◆ **Dataset entries**:
-=-=-=-=-
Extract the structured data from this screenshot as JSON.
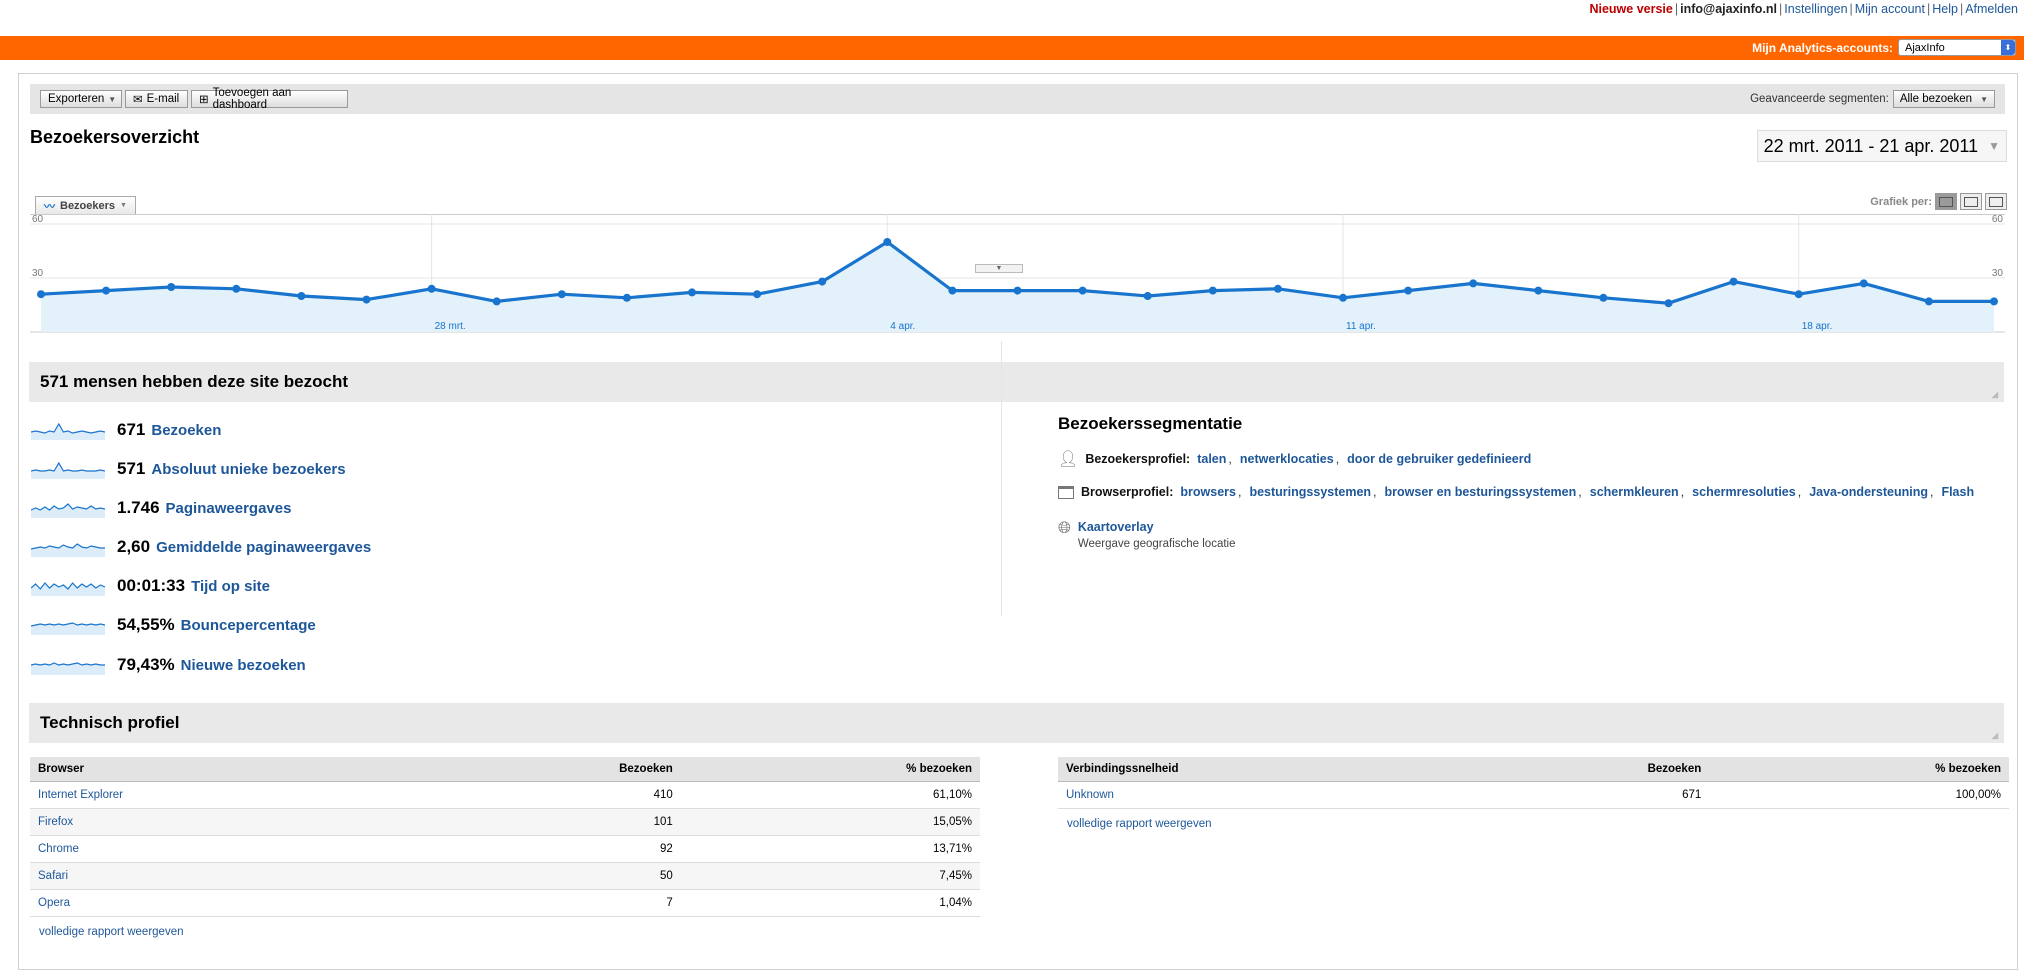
{
  "topbar": {
    "new_version": "Nieuwe versie",
    "email": "info@ajaxinfo.nl",
    "links": [
      "Instellingen",
      "Mijn account",
      "Help",
      "Afmelden"
    ]
  },
  "accounts": {
    "label": "Mijn Analytics-accounts:",
    "selected": "AjaxInfo"
  },
  "toolbar": {
    "export": "Exporteren",
    "email": "E-mail",
    "add_dashboard": "Toevoegen aan dashboard",
    "segments_label": "Geavanceerde segmenten:",
    "segments_value": "Alle bezoeken"
  },
  "page_title": "Bezoekersoverzicht",
  "date_range": "22 mrt. 2011 - 21 apr. 2011",
  "chart_tab": "Bezoekers",
  "grafiek_label": "Grafiek per:",
  "chart_data": {
    "type": "area",
    "series": [
      {
        "name": "Bezoekers",
        "values": [
          21,
          23,
          25,
          24,
          20,
          18,
          24,
          17,
          21,
          19,
          22,
          21,
          28,
          50,
          23,
          23,
          23,
          20,
          23,
          24,
          19,
          23,
          27,
          23,
          19,
          16,
          28,
          21,
          27,
          17,
          17
        ]
      }
    ],
    "x_tick_labels": [
      "28 mrt.",
      "4 apr.",
      "11 apr.",
      "18 apr."
    ],
    "x_tick_index": [
      6,
      13,
      20,
      27
    ],
    "y_ticks": [
      "60",
      "30"
    ],
    "ylim": [
      0,
      60
    ],
    "grid": true
  },
  "summary_title": "571 mensen hebben deze site bezocht",
  "metrics": [
    {
      "value": "671",
      "label": "Bezoeken"
    },
    {
      "value": "571",
      "label": "Absoluut unieke bezoekers"
    },
    {
      "value": "1.746",
      "label": "Paginaweergaves"
    },
    {
      "value": "2,60",
      "label": "Gemiddelde paginaweergaves"
    },
    {
      "value": "00:01:33",
      "label": "Tijd op site"
    },
    {
      "value": "54,55%",
      "label": "Bouncepercentage"
    },
    {
      "value": "79,43%",
      "label": "Nieuwe bezoeken"
    }
  ],
  "segmentation": {
    "title": "Bezoekerssegmentatie",
    "visitor_profile_label": "Bezoekersprofiel:",
    "visitor_profile_links": [
      "talen",
      "netwerklocaties",
      "door de gebruiker gedefinieerd"
    ],
    "browser_profile_label": "Browserprofiel:",
    "browser_profile_links": [
      "browsers",
      "besturingssystemen",
      "browser en besturingssystemen",
      "schermkleuren",
      "schermresoluties",
      "Java-ondersteuning",
      "Flash"
    ],
    "map_overlay": "Kaartoverlay",
    "map_overlay_sub": "Weergave geografische locatie"
  },
  "tech_title": "Technisch profiel",
  "browser_table": {
    "headers": [
      "Browser",
      "Bezoeken",
      "% bezoeken"
    ],
    "rows": [
      [
        "Internet Explorer",
        "410",
        "61,10%"
      ],
      [
        "Firefox",
        "101",
        "15,05%"
      ],
      [
        "Chrome",
        "92",
        "13,71%"
      ],
      [
        "Safari",
        "50",
        "7,45%"
      ],
      [
        "Opera",
        "7",
        "1,04%"
      ]
    ],
    "full_report": "volledige rapport weergeven"
  },
  "connection_table": {
    "headers": [
      "Verbindingssnelheid",
      "Bezoeken",
      "% bezoeken"
    ],
    "rows": [
      [
        "Unknown",
        "671",
        "100,00%"
      ]
    ],
    "full_report": "volledige rapport weergeven"
  },
  "colors": {
    "orange": "#ff6600",
    "line": "#1874cd",
    "area": "#e3f1fb",
    "link": "#1e5799"
  }
}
-=-=-=-=-
◆ **What you have to do**: Quote each record exactly as it stands, minus the pictures.

◆ **Result of the task**:
Extract the structured data from this screenshot as JSON.
{
  "topbar": {
    "new_version": "Nieuwe versie",
    "email": "info@ajaxinfo.nl",
    "links": [
      "Instellingen",
      "Mijn account",
      "Help",
      "Afmelden"
    ]
  },
  "accounts": {
    "label": "Mijn Analytics-accounts:",
    "selected": "AjaxInfo"
  },
  "toolbar": {
    "export": "Exporteren",
    "email": "E-mail",
    "add_dashboard": "Toevoegen aan dashboard",
    "segments_label": "Geavanceerde segmenten:",
    "segments_value": "Alle bezoeken"
  },
  "page_title": "Bezoekersoverzicht",
  "date_range": "22 mrt. 2011 - 21 apr. 2011",
  "chart_tab": "Bezoekers",
  "grafiek_label": "Grafiek per:",
  "chart_data": {
    "type": "area",
    "series": [
      {
        "name": "Bezoekers",
        "values": [
          21,
          23,
          25,
          24,
          20,
          18,
          24,
          17,
          21,
          19,
          22,
          21,
          28,
          50,
          23,
          23,
          23,
          20,
          23,
          24,
          19,
          23,
          27,
          23,
          19,
          16,
          28,
          21,
          27,
          17,
          17
        ]
      }
    ],
    "x_tick_labels": [
      "28 mrt.",
      "4 apr.",
      "11 apr.",
      "18 apr."
    ],
    "x_tick_index": [
      6,
      13,
      20,
      27
    ],
    "y_ticks": [
      "60",
      "30"
    ],
    "ylim": [
      0,
      60
    ],
    "grid": true
  },
  "summary_title": "571 mensen hebben deze site bezocht",
  "metrics": [
    {
      "value": "671",
      "label": "Bezoeken"
    },
    {
      "value": "571",
      "label": "Absoluut unieke bezoekers"
    },
    {
      "value": "1.746",
      "label": "Paginaweergaves"
    },
    {
      "value": "2,60",
      "label": "Gemiddelde paginaweergaves"
    },
    {
      "value": "00:01:33",
      "label": "Tijd op site"
    },
    {
      "value": "54,55%",
      "label": "Bouncepercentage"
    },
    {
      "value": "79,43%",
      "label": "Nieuwe bezoeken"
    }
  ],
  "segmentation": {
    "title": "Bezoekerssegmentatie",
    "visitor_profile_label": "Bezoekersprofiel:",
    "visitor_profile_links": [
      "talen",
      "netwerklocaties",
      "door de gebruiker gedefinieerd"
    ],
    "browser_profile_label": "Browserprofiel:",
    "browser_profile_links": [
      "browsers",
      "besturingssystemen",
      "browser en besturingssystemen",
      "schermkleuren",
      "schermresoluties",
      "Java-ondersteuning",
      "Flash"
    ],
    "map_overlay": "Kaartoverlay",
    "map_overlay_sub": "Weergave geografische locatie"
  },
  "tech_title": "Technisch profiel",
  "browser_table": {
    "headers": [
      "Browser",
      "Bezoeken",
      "% bezoeken"
    ],
    "rows": [
      [
        "Internet Explorer",
        "410",
        "61,10%"
      ],
      [
        "Firefox",
        "101",
        "15,05%"
      ],
      [
        "Chrome",
        "92",
        "13,71%"
      ],
      [
        "Safari",
        "50",
        "7,45%"
      ],
      [
        "Opera",
        "7",
        "1,04%"
      ]
    ],
    "full_report": "volledige rapport weergeven"
  },
  "connection_table": {
    "headers": [
      "Verbindingssnelheid",
      "Bezoeken",
      "% bezoeken"
    ],
    "rows": [
      [
        "Unknown",
        "671",
        "100,00%"
      ]
    ],
    "full_report": "volledige rapport weergeven"
  },
  "colors": {
    "orange": "#ff6600",
    "line": "#1874cd",
    "area": "#e3f1fb",
    "link": "#1e5799"
  }
}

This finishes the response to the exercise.